ACTIONS TO TAKE →
**a)** Decide whether each statement below agrees with the essay on being remembered. Answer yes or no for each, and quote the words from the essay that decide it.
(i) George W. Johnson was the first African-American vocalist to be recorded, in 1890.
(ii) "The Incredible Shrinking Man" came out in 1960.
(iii) Tourism at Graceland has grown in recent years.
**b)** Answer these questions using the essay on being remembered:
(i) Who is quoted on making deposits in the memory banks of our children?
(ii) In the writer's childhood dream, who shrank and fell into the sound hole of a toy guitar?
(iii) Which singer does the writer say might be a global icon that survives another ten decades?
**c)** Pick up the essay on being remembered after its last sentence and write the next part.

EXCERPT TO READ →
So will you?  Will you remember Sarah McLachlan in 100 years or more?  What about, Frank Sinatra, John Wayne, John Lennon or Elvis maybe.  (Although, tourism has declined at Graceland in recent years.)  I love Sarah McLachlan, but only the iconic are remembered after a century or more.  Just ask Mozart, Beethoven or Caruso.                 ME:  Or, maybe George W. Johnson! See what I mean? (George was the first African-American vocalist to be recorded in 1890.)                                                                               YOU:  Oh, yeah, THAT George W. Johnson!                                                                                 ME:  Come on, don’t kid me.

Okay, so you’re not an icon….or are you?  Doesn’t it depend on who analyzes you today?  I dare say Barbra Streisand might be a global icon that may survive another ten decades, but you may not be a Streisand.  In the end, does it really matter?  Does it matter to you?

In 1957, Hollywood put out a slew of memorable movies.  One of which, “The Incredible Shrinking Man”.  Surely you remember catching it on a late night movie slot on television.  When I was a kid I recall the fright that went through my body watching the tiny Tom Thumb-of-a-man fight for his life as a normal sized spider wanted him for breakfast.  If memory serves me right, just before being gulped, he slew the spider with a sewing needle, or safety pin that, to him, was the size of a pole.  He kept shrinking into a speck of a man trying to survive the flood of a drop of water, a dinosaur-sized house cat, etc.  Great effects for 1957 cinema.  The smaller he got the more his shrinking voice couldn’t be heard screaming for help.  Before you knew it, his friends could no longer see him as he transformed more and more into the microscopic. It’s the stuff nightmares are made of. I do remember dreaming my mom shrunk and fell into the sound hole of my toy guitar, unable to get out, no matter how hard I tried to rescue her.

We too will shrink.  You realize this, right?  Maybe you already have.  It’s not science fiction.  For some of us, it’s quite alright.  That’s what memorials and tombstones are for. At the cemetery, I am always surprised to have to reboot my memory of birth and death dates of family long since gone.  Sad, really.  The truth is, after you are put in the ground, or your ashes are spread, the memory of you immediately begins to shrink.  Not long after you’re gone, your Facebook friends will be too.  Generation after generation of descendants may not read of you, hear of you, or even know where your grave lies. The Who might ask, “So tell, who are you?  I really want to know.”                                         Allow me to ask again.  Does this matter to you?

“Each day of our lives we make deposits in the memory banks of our children” – Chuck Swindoll.  There’s something to be said about the overly used phrase, “We preach our funerals everyday.”

EXCERPTED DATA →
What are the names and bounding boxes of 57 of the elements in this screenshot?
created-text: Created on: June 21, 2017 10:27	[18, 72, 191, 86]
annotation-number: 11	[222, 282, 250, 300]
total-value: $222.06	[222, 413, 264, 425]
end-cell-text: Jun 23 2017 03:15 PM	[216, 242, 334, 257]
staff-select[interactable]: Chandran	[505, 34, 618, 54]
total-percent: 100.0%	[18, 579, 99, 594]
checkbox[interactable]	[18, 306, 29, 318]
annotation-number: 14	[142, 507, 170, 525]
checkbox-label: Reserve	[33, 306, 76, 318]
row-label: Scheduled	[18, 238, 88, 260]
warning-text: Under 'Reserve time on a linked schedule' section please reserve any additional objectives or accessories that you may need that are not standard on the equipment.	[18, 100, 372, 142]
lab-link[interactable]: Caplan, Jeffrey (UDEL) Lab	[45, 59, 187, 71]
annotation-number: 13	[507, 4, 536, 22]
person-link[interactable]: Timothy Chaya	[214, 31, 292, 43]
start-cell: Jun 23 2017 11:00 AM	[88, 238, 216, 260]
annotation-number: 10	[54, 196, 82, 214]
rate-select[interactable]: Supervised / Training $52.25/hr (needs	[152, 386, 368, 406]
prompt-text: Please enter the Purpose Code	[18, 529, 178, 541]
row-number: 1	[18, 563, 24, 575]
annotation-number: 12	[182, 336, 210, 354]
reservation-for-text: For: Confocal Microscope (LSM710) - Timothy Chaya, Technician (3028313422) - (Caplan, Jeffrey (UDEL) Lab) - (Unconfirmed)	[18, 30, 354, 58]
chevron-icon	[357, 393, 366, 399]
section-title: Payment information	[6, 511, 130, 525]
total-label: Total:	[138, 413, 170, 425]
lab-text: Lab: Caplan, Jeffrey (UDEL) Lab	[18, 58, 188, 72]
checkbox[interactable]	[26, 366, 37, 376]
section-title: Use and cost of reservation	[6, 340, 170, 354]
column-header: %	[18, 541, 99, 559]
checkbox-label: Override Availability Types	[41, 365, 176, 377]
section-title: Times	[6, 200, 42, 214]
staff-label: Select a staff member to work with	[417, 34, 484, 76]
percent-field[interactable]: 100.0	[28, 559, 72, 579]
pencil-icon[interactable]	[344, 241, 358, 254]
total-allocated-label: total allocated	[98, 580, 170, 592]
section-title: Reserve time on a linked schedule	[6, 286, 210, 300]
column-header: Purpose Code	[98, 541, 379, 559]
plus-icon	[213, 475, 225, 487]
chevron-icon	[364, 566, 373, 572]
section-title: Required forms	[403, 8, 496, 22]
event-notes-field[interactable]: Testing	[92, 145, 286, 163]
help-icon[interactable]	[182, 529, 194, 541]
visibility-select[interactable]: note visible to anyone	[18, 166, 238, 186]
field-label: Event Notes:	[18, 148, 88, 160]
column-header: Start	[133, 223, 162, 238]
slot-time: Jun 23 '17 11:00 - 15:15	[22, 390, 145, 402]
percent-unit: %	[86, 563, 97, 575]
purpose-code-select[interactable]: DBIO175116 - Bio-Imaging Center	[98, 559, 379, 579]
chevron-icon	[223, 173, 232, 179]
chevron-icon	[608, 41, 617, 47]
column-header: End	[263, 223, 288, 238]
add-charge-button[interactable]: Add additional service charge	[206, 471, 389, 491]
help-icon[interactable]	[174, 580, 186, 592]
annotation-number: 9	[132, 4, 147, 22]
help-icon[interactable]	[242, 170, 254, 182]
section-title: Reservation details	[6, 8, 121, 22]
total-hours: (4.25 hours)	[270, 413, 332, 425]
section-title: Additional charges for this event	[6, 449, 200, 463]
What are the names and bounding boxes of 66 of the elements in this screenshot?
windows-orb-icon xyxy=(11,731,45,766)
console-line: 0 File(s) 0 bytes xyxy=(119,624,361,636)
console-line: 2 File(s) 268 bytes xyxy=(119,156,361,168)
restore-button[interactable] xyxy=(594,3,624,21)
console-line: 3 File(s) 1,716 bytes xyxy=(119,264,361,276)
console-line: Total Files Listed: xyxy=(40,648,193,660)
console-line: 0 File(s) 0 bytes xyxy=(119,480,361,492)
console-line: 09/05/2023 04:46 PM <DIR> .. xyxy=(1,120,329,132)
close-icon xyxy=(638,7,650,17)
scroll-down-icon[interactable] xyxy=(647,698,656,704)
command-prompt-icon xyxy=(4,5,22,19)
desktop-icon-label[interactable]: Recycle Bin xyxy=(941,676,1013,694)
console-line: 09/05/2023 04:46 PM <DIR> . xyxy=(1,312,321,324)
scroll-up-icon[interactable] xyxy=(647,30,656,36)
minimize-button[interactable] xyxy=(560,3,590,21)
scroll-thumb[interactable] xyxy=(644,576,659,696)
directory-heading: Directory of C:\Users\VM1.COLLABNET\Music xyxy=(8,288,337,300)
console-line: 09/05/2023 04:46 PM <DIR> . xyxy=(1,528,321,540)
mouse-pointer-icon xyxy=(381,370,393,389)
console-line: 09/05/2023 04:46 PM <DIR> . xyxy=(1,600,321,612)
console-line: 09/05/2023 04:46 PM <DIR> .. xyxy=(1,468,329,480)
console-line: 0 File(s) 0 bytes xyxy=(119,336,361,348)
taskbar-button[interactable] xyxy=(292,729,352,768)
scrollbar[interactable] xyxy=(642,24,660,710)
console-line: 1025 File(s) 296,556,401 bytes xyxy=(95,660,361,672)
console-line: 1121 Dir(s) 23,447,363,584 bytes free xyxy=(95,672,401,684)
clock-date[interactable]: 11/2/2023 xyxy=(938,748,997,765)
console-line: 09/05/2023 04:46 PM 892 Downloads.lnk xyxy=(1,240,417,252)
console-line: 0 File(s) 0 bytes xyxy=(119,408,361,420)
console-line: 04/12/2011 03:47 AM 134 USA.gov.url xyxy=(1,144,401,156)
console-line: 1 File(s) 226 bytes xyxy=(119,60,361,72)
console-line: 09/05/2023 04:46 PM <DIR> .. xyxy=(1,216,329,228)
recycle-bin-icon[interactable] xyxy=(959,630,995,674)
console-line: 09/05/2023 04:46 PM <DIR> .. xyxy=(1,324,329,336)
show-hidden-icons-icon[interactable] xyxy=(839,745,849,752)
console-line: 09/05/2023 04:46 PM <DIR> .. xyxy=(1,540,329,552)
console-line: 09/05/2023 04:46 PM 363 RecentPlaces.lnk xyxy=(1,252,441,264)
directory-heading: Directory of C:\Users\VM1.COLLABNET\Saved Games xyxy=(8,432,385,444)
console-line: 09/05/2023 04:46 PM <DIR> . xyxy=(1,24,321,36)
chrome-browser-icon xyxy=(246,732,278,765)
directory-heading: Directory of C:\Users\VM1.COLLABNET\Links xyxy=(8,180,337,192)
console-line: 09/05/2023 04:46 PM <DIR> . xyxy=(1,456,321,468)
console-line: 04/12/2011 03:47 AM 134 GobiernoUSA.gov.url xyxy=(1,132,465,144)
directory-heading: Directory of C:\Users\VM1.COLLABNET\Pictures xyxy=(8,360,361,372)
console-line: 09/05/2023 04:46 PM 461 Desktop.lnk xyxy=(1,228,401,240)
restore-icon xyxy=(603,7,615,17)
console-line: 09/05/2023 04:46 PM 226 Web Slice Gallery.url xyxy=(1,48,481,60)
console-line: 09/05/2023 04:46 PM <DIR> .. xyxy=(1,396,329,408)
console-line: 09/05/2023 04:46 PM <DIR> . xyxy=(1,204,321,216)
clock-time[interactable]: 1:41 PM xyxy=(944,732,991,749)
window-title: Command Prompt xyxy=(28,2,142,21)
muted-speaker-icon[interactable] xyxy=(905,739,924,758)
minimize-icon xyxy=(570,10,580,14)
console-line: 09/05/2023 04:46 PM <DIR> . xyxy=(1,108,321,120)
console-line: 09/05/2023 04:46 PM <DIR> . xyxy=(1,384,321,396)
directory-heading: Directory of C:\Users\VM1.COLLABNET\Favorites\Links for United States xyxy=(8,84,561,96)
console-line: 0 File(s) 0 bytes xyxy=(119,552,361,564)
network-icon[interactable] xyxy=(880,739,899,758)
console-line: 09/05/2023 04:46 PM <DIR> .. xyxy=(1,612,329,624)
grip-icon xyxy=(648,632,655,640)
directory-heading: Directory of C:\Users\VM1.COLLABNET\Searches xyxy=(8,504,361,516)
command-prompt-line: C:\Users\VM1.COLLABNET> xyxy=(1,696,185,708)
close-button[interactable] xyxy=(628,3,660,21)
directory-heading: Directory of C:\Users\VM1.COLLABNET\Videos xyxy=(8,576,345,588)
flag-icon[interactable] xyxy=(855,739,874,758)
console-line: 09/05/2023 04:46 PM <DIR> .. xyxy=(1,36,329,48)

THE ANSWERS →
**a)**
(i) Yes: "George was the first African-American vocalist to be recorded in 1890."
(ii) No: "In 1957, Hollywood put out a slew of memorable movies. One of which, “The Incredible Shrinking Man”."
(iii) No: "tourism has declined at Graceland in recent years."

**b)**
(i) Chuck Swindoll
(ii) The writer's mom
(iii) Barbra Streisand

**c)**
The old faded photo above I believe to be, Robert Samuel Martin.  He was born 12/14/1848, died 8/20/1917.  I say, “I believe to be…” because I am going by old records from a great aunt, I didn’t know well, who is also long since dead.  If I am accurate, Mr. Martin was my great-great grandfather on my mother’s side.  That’s it!  I know nothing else about the man.  He’s only been dead for 100 years this month and I am at a loss when it comes to just “WHO” he was.  I want to pick up my cell phone or hook him up on Skype for an interview.  Was he a singer?  Was he a farmer?  Could he read?  What did he like to read?  What were his habits?  What and who did he love most in life?  What stock did he put in the society and politics of his day?  Better question might be, did he care? Who told him to wear his Sunday-go-to-meetin’-clothes for this photo?  When told, did he laugh, balk or cuss?  Did he know he would have a great-great grandson who would have a similar beard?  Did he fight in the Civil War as a teen?  It’s all guess work.  I’m afraid the good, bad or ugly will stay a mystery concerning grandpa Martin.  Alas, I will never know.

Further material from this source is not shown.